• _INFORMATION PROVIDED_:
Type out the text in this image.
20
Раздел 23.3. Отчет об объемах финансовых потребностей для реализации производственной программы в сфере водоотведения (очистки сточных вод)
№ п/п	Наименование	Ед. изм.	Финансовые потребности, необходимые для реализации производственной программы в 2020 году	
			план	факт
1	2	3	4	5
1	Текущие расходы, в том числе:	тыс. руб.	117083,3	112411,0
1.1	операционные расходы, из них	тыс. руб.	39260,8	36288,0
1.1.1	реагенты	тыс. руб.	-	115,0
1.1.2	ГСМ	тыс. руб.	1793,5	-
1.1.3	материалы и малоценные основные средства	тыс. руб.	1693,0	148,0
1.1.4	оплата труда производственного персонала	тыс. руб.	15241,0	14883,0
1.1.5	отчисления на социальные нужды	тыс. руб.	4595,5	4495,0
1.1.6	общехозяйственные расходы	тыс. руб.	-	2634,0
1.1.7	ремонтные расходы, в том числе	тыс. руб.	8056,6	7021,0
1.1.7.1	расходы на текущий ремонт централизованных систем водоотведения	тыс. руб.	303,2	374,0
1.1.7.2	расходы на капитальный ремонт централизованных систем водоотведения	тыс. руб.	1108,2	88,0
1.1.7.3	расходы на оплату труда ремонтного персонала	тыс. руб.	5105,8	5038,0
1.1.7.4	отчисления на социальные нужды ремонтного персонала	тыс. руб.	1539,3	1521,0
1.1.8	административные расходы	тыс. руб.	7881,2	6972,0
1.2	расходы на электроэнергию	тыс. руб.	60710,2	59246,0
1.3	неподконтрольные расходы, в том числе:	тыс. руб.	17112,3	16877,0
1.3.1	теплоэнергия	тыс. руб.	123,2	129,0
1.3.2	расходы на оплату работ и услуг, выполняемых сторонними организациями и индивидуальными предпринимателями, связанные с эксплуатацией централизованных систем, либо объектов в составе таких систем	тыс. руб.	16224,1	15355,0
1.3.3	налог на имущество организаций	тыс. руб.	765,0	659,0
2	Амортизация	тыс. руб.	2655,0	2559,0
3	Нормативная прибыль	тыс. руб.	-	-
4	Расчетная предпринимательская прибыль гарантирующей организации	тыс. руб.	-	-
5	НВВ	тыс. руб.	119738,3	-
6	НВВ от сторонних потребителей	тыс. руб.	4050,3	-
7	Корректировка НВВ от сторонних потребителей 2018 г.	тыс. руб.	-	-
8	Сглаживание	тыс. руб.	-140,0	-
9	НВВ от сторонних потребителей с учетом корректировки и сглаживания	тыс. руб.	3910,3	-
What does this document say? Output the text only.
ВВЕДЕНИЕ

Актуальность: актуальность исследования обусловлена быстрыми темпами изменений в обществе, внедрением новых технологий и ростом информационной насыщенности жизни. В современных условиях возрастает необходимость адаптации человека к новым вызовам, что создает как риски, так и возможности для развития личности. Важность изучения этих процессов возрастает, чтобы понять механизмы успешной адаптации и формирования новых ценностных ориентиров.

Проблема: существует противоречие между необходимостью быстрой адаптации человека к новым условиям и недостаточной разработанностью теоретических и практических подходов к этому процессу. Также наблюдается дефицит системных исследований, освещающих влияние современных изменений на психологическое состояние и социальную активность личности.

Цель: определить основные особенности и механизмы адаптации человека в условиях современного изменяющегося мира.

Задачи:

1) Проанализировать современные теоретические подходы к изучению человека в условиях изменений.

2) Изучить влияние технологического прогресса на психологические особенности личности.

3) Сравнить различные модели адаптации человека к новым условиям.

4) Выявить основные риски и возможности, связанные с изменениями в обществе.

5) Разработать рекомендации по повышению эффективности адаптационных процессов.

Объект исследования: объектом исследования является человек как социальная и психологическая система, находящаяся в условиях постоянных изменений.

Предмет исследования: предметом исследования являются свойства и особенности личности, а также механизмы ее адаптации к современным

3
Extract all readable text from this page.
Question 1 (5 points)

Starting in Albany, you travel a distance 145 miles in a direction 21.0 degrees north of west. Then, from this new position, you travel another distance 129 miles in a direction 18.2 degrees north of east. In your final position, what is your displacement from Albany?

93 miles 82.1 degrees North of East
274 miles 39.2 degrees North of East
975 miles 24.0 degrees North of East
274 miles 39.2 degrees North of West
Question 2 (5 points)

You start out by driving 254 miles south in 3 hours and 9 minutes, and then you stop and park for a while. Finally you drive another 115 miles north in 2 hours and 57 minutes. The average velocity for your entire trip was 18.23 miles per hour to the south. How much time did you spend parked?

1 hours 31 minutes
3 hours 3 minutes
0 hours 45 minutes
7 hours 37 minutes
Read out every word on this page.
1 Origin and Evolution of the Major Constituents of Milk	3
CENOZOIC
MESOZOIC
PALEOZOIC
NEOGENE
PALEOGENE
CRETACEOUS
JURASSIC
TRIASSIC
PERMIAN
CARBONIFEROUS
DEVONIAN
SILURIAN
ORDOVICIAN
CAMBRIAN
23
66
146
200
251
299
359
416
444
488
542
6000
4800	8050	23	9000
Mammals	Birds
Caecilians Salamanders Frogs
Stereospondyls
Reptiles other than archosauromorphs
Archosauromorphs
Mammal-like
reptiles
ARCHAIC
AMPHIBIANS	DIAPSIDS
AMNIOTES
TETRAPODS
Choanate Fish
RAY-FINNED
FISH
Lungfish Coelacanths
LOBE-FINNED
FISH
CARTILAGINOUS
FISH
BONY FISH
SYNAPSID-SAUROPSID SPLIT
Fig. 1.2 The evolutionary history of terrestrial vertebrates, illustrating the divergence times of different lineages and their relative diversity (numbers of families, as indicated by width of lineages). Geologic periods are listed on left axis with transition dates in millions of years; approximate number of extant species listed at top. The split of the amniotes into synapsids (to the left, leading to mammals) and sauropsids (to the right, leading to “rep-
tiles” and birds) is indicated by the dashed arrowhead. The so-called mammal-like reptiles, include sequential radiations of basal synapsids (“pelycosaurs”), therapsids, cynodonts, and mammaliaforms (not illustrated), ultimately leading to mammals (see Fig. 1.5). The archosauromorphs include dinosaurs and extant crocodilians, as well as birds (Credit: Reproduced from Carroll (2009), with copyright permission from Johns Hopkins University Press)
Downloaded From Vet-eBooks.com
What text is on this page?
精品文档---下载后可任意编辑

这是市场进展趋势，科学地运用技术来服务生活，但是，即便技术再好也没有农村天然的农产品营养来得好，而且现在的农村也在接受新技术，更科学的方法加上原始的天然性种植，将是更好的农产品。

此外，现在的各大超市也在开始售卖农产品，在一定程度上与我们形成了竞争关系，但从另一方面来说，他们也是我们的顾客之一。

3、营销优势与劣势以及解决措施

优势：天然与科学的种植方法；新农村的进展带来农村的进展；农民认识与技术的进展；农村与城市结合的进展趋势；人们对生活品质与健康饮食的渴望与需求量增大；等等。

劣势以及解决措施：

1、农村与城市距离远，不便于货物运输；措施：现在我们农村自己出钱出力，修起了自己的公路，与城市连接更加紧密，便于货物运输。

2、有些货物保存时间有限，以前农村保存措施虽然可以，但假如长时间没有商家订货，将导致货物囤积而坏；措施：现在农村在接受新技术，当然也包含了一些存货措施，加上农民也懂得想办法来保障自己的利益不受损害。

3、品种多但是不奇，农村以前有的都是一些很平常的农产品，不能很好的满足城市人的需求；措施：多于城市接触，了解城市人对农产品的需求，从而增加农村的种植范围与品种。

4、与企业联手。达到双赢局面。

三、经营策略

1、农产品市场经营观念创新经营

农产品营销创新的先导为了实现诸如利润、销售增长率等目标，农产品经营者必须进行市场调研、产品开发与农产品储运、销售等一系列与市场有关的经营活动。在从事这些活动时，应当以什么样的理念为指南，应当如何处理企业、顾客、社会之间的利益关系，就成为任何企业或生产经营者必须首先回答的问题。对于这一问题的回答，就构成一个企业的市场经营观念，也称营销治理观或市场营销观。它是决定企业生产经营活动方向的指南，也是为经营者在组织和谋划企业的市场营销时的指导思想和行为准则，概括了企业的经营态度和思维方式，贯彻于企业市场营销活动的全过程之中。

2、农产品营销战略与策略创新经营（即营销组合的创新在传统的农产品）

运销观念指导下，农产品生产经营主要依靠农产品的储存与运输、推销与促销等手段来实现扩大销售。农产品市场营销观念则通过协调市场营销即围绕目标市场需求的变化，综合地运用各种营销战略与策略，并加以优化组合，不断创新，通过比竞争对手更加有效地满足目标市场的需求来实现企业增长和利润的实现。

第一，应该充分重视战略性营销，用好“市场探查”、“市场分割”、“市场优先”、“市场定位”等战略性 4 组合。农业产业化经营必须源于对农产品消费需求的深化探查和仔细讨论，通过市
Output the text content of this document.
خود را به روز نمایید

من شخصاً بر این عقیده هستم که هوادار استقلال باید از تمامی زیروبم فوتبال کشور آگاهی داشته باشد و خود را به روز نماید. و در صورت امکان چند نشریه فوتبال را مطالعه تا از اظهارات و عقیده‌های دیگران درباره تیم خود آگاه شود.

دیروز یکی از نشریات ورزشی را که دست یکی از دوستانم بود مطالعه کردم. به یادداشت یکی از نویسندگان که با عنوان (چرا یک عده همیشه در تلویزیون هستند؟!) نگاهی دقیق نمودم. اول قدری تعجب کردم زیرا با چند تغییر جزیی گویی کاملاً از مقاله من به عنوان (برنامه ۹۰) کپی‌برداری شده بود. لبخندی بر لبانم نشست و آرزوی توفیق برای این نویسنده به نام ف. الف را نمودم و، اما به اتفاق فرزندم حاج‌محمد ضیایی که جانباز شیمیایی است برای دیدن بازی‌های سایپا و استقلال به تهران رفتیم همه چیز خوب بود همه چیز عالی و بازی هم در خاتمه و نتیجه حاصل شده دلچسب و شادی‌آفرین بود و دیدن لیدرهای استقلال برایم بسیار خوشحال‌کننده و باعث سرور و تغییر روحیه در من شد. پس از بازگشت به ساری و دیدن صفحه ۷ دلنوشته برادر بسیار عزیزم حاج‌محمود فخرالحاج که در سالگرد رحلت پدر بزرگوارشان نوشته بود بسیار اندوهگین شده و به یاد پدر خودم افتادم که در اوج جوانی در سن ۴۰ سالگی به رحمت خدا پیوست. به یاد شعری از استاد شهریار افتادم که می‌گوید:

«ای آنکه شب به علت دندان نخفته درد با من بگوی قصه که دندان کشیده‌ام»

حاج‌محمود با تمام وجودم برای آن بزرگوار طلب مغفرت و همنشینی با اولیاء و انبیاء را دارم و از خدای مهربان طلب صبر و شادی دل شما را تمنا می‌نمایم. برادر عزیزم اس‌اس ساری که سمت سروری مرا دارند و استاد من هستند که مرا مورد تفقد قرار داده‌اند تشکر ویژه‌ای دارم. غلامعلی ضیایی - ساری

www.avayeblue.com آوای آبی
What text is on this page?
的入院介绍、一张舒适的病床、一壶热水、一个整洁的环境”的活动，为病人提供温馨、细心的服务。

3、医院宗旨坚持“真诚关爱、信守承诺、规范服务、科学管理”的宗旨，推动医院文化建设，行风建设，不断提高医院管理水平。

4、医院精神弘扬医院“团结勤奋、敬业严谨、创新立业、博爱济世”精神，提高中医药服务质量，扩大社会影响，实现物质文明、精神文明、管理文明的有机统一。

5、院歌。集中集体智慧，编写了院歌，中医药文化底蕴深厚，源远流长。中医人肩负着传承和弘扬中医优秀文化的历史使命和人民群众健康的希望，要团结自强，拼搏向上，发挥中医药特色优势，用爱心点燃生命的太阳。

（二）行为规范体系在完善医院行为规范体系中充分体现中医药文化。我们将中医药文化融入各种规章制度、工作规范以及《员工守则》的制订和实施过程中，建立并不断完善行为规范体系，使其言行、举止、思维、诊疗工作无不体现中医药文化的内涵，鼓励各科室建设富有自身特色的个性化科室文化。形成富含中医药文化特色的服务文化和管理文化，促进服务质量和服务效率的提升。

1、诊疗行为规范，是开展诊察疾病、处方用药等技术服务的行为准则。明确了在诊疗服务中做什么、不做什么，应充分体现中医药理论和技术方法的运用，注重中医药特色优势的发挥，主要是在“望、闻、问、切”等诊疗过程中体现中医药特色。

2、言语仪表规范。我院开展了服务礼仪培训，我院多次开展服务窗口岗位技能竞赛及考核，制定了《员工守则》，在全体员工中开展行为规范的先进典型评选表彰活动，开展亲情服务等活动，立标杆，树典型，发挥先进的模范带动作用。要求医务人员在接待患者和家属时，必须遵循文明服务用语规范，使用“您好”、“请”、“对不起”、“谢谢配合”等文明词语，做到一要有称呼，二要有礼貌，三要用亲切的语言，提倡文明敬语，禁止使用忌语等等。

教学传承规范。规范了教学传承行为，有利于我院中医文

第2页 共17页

• _PROBLEM TO SOLVE_:
All lines of the data above that include the word "основные" must be shown.

• _TASK SOLUTION_:
1.1.3	материалы и малоценные основные средства	тыс. руб.	1693,0	148,0
Цель: определить основные особенности и механизмы адаптации человека в условиях современного изменяющегося мира.
4) Выявить основные риски и возможности, связанные с изменениями в обществе.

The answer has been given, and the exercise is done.